▶ Problem
All of the material below is to be retyped exactly.

(Stored items)
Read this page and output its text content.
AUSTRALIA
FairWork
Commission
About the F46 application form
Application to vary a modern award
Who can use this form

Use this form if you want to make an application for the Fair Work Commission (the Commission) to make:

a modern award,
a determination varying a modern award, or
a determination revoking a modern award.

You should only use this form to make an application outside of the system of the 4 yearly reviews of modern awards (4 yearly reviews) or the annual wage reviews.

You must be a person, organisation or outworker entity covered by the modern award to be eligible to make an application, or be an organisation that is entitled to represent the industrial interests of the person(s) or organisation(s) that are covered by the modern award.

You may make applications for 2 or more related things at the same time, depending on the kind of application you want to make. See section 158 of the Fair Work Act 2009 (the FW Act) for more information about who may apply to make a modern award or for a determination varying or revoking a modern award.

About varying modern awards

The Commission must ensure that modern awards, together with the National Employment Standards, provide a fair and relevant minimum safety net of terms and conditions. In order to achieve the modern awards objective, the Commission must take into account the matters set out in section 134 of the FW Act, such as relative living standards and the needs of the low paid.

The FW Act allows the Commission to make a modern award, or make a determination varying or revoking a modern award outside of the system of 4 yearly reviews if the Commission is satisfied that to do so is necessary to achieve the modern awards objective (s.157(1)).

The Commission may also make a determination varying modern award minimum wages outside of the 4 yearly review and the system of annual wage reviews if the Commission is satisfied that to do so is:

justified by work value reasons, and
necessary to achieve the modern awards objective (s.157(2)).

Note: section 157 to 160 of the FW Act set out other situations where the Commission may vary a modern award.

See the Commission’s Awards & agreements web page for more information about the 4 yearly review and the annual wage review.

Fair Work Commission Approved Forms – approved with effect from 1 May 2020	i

▶ Correct answer
Read this page and output its text content.
AUSTRALIA
FairWork
Commission
About the F46 application form
Application to vary a modern award
Who can use this form

Use this form if you want to make an application for the Fair Work Commission (the Commission) to make:

a modern award,
a determination varying a modern award, or
a determination revoking a modern award.

You should only use this form to make an application outside of the system of the 4 yearly reviews of modern awards (4 yearly reviews) or the annual wage reviews.

You must be a person, organisation or outworker entity covered by the modern award to be eligible to make an application, or be an organisation that is entitled to represent the industrial interests of the person(s) or organisation(s) that are covered by the modern award.

You may make applications for 2 or more related things at the same time, depending on the kind of application you want to make. See section 158 of the Fair Work Act 2009 (the FW Act) for more information about who may apply to make a modern award or for a determination varying or revoking a modern award.

About varying modern awards

The Commission must ensure that modern awards, together with the National Employment Standards, provide a fair and relevant minimum safety net of terms and conditions. In order to achieve the modern awards objective, the Commission must take into account the matters set out in section 134 of the FW Act, such as relative living standards and the needs of the low paid.

The FW Act allows the Commission to make a modern award, or make a determination varying or revoking a modern award outside of the system of 4 yearly reviews if the Commission is satisfied that to do so is necessary to achieve the modern awards objective (s.157(1)).

The Commission may also make a determination varying modern award minimum wages outside of the 4 yearly review and the system of annual wage reviews if the Commission is satisfied that to do so is:

justified by work value reasons, and
necessary to achieve the modern awards objective (s.157(2)).

Note: section 157 to 160 of the FW Act set out other situations where the Commission may vary a modern award.

See the Commission’s Awards & agreements web page for more information about the 4 yearly review and the annual wage review.

Fair Work Commission Approved Forms – approved with effect from 1 May 2020	i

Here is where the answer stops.